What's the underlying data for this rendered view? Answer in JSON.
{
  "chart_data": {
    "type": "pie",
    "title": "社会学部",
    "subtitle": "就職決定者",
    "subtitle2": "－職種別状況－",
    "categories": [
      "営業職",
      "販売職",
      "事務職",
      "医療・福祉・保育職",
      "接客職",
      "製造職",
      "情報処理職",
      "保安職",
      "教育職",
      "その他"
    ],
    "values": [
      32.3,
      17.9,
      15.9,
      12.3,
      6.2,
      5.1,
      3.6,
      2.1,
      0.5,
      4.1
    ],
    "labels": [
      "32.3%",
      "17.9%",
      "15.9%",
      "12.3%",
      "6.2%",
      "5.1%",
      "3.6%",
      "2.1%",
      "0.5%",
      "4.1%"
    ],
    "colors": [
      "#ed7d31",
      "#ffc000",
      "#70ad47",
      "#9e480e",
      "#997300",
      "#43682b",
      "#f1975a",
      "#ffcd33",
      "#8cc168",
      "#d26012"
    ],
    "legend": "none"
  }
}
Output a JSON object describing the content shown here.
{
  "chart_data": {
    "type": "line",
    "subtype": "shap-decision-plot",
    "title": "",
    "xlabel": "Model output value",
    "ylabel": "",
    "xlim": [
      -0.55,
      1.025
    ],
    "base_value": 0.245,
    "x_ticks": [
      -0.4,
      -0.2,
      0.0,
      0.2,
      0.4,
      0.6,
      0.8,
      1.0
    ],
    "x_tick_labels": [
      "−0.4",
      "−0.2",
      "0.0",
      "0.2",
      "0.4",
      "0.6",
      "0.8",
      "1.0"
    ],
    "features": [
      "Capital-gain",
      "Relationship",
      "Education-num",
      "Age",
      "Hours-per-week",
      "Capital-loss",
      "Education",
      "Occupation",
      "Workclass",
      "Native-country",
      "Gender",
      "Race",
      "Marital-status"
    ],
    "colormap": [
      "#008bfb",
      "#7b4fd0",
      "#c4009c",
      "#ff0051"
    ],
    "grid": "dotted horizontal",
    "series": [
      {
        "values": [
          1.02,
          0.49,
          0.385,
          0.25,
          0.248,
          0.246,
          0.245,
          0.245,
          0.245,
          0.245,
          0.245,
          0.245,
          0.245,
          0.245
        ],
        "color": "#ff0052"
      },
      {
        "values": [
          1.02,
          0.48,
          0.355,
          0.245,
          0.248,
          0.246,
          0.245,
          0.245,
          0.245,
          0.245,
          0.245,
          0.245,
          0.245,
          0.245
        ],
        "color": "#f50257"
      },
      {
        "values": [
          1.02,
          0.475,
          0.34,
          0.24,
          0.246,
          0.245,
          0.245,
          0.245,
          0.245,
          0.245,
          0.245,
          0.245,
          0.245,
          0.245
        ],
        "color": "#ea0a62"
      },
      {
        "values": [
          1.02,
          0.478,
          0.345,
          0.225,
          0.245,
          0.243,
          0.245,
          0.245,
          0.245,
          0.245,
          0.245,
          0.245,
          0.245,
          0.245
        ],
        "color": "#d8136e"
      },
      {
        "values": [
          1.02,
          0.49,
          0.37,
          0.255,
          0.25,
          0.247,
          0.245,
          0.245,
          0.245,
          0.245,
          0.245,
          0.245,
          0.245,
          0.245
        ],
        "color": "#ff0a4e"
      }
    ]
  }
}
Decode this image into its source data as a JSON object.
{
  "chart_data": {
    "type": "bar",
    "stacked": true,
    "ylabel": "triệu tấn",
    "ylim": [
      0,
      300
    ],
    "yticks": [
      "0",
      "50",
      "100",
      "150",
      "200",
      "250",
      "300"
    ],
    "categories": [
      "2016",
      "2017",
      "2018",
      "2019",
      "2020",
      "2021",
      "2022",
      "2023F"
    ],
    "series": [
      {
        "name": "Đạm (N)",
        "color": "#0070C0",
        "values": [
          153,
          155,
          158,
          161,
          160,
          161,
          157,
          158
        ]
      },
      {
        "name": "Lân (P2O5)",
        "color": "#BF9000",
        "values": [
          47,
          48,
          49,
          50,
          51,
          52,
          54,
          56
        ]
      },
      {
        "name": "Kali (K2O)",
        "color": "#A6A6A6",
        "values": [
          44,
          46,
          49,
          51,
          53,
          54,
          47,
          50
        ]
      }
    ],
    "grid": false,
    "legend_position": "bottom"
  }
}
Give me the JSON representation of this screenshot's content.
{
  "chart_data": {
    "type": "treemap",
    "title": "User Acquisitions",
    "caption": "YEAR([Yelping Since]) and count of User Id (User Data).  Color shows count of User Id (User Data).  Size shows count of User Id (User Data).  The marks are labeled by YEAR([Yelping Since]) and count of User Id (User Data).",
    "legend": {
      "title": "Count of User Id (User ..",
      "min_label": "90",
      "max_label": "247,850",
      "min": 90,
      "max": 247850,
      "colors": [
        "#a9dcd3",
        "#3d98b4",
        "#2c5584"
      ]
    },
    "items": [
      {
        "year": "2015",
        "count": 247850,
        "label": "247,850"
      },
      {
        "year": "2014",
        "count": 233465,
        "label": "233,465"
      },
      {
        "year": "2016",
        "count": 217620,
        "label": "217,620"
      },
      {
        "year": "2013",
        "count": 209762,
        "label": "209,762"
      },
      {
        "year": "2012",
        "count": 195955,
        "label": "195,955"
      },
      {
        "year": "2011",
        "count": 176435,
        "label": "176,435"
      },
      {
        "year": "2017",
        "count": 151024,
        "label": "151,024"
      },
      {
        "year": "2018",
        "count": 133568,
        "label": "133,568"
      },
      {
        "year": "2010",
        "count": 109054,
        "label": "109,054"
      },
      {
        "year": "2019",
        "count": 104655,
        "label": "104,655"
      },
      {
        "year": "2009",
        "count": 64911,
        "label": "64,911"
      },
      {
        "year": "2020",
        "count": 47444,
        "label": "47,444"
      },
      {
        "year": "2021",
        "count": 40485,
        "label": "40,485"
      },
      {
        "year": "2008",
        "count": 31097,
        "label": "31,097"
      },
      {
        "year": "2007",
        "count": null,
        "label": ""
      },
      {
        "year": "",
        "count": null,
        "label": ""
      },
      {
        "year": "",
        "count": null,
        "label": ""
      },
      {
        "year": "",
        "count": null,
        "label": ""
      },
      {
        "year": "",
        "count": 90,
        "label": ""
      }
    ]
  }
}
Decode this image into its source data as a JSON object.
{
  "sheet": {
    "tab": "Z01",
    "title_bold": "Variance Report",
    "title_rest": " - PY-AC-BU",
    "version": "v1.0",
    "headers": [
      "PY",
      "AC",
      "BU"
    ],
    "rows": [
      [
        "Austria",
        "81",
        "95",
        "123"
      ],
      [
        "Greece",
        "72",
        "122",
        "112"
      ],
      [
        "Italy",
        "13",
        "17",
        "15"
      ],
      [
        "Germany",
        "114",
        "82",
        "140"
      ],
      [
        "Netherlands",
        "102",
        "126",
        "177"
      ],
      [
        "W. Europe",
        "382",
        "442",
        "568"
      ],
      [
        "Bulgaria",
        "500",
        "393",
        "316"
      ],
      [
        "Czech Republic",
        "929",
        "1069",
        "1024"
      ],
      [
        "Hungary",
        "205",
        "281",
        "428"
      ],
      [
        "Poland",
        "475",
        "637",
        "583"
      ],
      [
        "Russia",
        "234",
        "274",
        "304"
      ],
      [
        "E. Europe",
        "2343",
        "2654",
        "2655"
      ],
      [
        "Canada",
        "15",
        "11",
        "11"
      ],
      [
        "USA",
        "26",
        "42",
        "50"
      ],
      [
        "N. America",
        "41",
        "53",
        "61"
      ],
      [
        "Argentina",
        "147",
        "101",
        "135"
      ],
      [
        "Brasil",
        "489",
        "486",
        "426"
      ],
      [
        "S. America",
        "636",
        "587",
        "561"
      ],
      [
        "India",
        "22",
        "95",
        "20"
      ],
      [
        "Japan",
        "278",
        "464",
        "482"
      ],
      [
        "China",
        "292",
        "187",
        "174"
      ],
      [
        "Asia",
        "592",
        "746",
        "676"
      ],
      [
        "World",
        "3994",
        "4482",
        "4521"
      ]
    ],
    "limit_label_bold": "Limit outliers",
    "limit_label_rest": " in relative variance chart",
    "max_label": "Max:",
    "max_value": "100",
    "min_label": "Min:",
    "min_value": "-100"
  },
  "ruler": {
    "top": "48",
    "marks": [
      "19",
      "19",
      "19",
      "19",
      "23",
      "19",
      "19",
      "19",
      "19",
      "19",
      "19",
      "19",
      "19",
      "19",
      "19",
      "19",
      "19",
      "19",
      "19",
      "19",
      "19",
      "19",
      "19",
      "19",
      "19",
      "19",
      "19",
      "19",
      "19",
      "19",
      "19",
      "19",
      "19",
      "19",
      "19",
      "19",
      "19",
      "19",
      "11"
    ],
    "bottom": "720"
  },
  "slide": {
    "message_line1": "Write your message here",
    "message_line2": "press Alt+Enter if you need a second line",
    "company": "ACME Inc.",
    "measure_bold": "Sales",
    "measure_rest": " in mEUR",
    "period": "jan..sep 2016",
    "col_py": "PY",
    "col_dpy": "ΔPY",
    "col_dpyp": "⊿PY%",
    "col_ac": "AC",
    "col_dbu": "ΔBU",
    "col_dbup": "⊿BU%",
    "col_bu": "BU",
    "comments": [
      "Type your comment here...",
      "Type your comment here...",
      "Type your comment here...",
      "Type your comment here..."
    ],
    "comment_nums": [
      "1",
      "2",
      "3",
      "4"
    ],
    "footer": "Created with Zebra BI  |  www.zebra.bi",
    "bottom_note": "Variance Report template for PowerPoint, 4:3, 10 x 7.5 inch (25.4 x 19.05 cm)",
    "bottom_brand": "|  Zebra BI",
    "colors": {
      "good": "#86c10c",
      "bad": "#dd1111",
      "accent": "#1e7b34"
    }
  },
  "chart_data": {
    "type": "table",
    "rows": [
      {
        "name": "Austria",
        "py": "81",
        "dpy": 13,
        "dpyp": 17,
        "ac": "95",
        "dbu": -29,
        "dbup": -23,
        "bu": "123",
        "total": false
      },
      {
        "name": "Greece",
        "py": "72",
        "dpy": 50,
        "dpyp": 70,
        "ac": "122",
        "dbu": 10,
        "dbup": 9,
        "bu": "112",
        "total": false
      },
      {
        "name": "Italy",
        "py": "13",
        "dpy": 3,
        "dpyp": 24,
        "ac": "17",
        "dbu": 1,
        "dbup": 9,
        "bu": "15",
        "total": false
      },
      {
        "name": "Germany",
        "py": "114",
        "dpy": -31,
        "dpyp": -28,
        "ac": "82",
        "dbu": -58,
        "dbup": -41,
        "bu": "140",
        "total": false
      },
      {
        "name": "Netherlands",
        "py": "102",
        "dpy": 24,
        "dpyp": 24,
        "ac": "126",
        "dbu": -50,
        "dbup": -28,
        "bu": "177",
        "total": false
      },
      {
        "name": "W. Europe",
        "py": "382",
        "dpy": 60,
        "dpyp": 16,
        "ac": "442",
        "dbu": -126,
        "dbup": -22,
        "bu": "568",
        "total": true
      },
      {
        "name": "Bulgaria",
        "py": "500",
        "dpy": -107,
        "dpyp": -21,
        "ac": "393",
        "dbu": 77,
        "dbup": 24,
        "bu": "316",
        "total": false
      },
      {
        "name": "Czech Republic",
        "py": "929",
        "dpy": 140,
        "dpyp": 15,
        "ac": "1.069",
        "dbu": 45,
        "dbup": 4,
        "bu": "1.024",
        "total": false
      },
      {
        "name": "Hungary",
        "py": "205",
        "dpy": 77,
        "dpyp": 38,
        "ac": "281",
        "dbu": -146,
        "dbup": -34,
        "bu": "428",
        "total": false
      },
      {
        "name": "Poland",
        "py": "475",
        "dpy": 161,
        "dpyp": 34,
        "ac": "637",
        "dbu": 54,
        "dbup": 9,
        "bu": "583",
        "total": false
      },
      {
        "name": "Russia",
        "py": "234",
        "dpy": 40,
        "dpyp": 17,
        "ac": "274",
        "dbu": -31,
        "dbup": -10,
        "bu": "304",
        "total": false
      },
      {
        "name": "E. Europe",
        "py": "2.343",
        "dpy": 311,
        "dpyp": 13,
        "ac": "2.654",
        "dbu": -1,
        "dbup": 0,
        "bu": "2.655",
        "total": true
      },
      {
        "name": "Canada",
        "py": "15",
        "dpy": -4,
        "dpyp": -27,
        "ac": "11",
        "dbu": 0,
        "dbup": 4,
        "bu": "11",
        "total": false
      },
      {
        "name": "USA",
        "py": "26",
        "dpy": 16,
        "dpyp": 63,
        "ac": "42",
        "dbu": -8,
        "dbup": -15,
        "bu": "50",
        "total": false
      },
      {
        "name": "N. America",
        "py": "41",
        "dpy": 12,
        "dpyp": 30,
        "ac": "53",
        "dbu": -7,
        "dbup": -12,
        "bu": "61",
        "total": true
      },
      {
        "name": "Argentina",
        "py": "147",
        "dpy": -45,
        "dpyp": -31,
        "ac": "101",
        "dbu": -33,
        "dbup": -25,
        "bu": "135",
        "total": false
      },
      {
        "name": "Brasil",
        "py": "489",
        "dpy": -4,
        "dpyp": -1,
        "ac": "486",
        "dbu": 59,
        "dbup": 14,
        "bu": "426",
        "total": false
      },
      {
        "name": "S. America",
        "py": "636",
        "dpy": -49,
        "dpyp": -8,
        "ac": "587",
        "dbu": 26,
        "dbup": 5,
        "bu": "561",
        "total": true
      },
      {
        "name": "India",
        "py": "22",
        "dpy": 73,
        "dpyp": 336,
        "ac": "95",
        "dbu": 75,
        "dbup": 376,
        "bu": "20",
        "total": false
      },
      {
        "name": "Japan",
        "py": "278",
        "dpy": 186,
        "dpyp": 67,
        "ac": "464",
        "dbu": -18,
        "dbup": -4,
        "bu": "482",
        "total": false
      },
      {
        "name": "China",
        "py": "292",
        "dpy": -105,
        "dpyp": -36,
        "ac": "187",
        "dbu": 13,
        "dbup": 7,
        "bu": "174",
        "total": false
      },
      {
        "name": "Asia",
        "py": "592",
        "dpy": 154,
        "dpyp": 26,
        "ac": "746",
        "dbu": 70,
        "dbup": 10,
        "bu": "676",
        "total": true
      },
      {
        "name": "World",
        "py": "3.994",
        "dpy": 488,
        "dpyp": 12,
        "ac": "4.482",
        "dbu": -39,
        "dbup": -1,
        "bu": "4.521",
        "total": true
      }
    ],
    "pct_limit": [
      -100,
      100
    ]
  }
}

§ §

**The task:** Identify each line in the entries with the word "content" and copy it.

**Output of the exercise:**
Output a JSON object describing the content shown here.
Give me the JSON representation of this screenshot's content.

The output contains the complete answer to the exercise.